Figure collection entries:
--

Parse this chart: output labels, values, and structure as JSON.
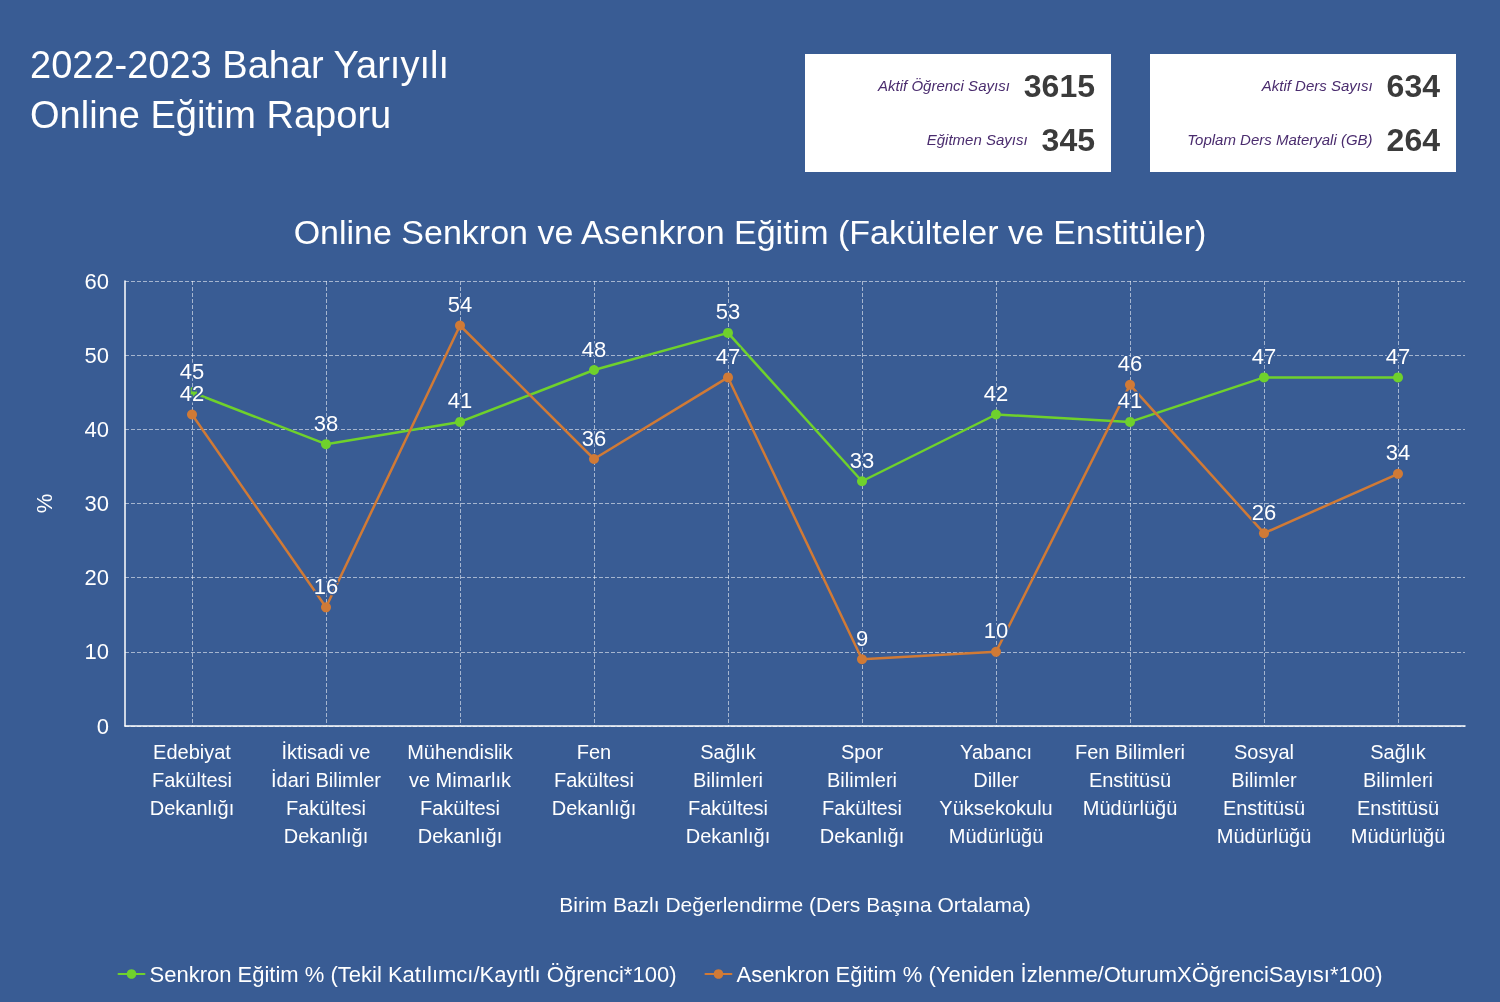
{
  "chart_data": [
    {
      "type": "other",
      "title": "2022-2023 Bahar Yarıyılı Online Eğitim Raporu",
      "categories": [
        "Aktif Öğrenci Sayısı",
        "Eğitmen Sayısı",
        "Aktif Ders Sayısı",
        "Toplam Ders Materyali (GB)"
      ],
      "values": [
        3615,
        345,
        634,
        264
      ],
      "data_labels": true
    },
    {
      "type": "line",
      "title": "Online Senkron ve Asenkron Eğitim (Fakülteler ve Enstitüler)",
      "xlabel": "Birim Bazlı Değerlendirme (Ders Başına Ortalama)",
      "ylabel": "%",
      "categories": [
        "Edebiyat Fakültesi Dekanlığı",
        "İktisadi ve İdari Bilimler Fakültesi Dekanlığı",
        "Mühendislik ve Mimarlık Fakültesi Dekanlığı",
        "Fen Fakültesi Dekanlığı",
        "Sağlık Bilimleri Fakültesi Dekanlığı",
        "Spor Bilimleri Fakültesi Dekanlığı",
        "Yabancı Diller Yüksekokulu Müdürlüğü",
        "Fen Bilimleri Enstitüsü Müdürlüğü",
        "Sosyal Bilimler Enstitüsü Müdürlüğü",
        "Sağlık Bilimleri Enstitüsü Müdürlüğü"
      ],
      "series": [
        {
          "name": "Senkron Eğitim % (Tekil Katılımcı/Kayıtlı Öğrenci*100)",
          "color": "#6fd12c",
          "values": [
            45,
            38,
            41,
            48,
            53,
            33,
            42,
            41,
            47,
            47
          ]
        },
        {
          "name": "Asenkron Eğitim % (Yeniden İzlenme/OturumXÖğrenciSayısı*100)",
          "color": "#d07a36",
          "values": [
            42,
            16,
            54,
            36,
            47,
            9,
            10,
            46,
            26,
            34
          ]
        }
      ],
      "ylim": [
        0,
        60
      ],
      "yticks": [
        0,
        10,
        20,
        30,
        40,
        50,
        60
      ],
      "grid": true,
      "legend": "bottom",
      "marker": "circle",
      "line_style": "solid",
      "data_labels": true
    }
  ]
}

--

Reproduce the entries above exactly. Do not include the images.

COMPLETED EXERCISE:
Parse this chart: output labels, values, and structure as JSON.
{
  "chart_data": [
    {
      "type": "other",
      "title": "2022-2023 Bahar Yarıyılı Online Eğitim Raporu",
      "categories": [
        "Aktif Öğrenci Sayısı",
        "Eğitmen Sayısı",
        "Aktif Ders Sayısı",
        "Toplam Ders Materyali (GB)"
      ],
      "values": [
        3615,
        345,
        634,
        264
      ],
      "data_labels": true
    },
    {
      "type": "line",
      "title": "Online Senkron ve Asenkron Eğitim (Fakülteler ve Enstitüler)",
      "xlabel": "Birim Bazlı Değerlendirme (Ders Başına Ortalama)",
      "ylabel": "%",
      "categories": [
        "Edebiyat Fakültesi Dekanlığı",
        "İktisadi ve İdari Bilimler Fakültesi Dekanlığı",
        "Mühendislik ve Mimarlık Fakültesi Dekanlığı",
        "Fen Fakültesi Dekanlığı",
        "Sağlık Bilimleri Fakültesi Dekanlığı",
        "Spor Bilimleri Fakültesi Dekanlığı",
        "Yabancı Diller Yüksekokulu Müdürlüğü",
        "Fen Bilimleri Enstitüsü Müdürlüğü",
        "Sosyal Bilimler Enstitüsü Müdürlüğü",
        "Sağlık Bilimleri Enstitüsü Müdürlüğü"
      ],
      "series": [
        {
          "name": "Senkron Eğitim % (Tekil Katılımcı/Kayıtlı Öğrenci*100)",
          "color": "#6fd12c",
          "values": [
            45,
            38,
            41,
            48,
            53,
            33,
            42,
            41,
            47,
            47
          ]
        },
        {
          "name": "Asenkron Eğitim % (Yeniden İzlenme/OturumXÖğrenciSayısı*100)",
          "color": "#d07a36",
          "values": [
            42,
            16,
            54,
            36,
            47,
            9,
            10,
            46,
            26,
            34
          ]
        }
      ],
      "ylim": [
        0,
        60
      ],
      "yticks": [
        0,
        10,
        20,
        30,
        40,
        50,
        60
      ],
      "grid": true,
      "legend": "bottom",
      "marker": "circle",
      "line_style": "solid",
      "data_labels": true
    }
  ]
}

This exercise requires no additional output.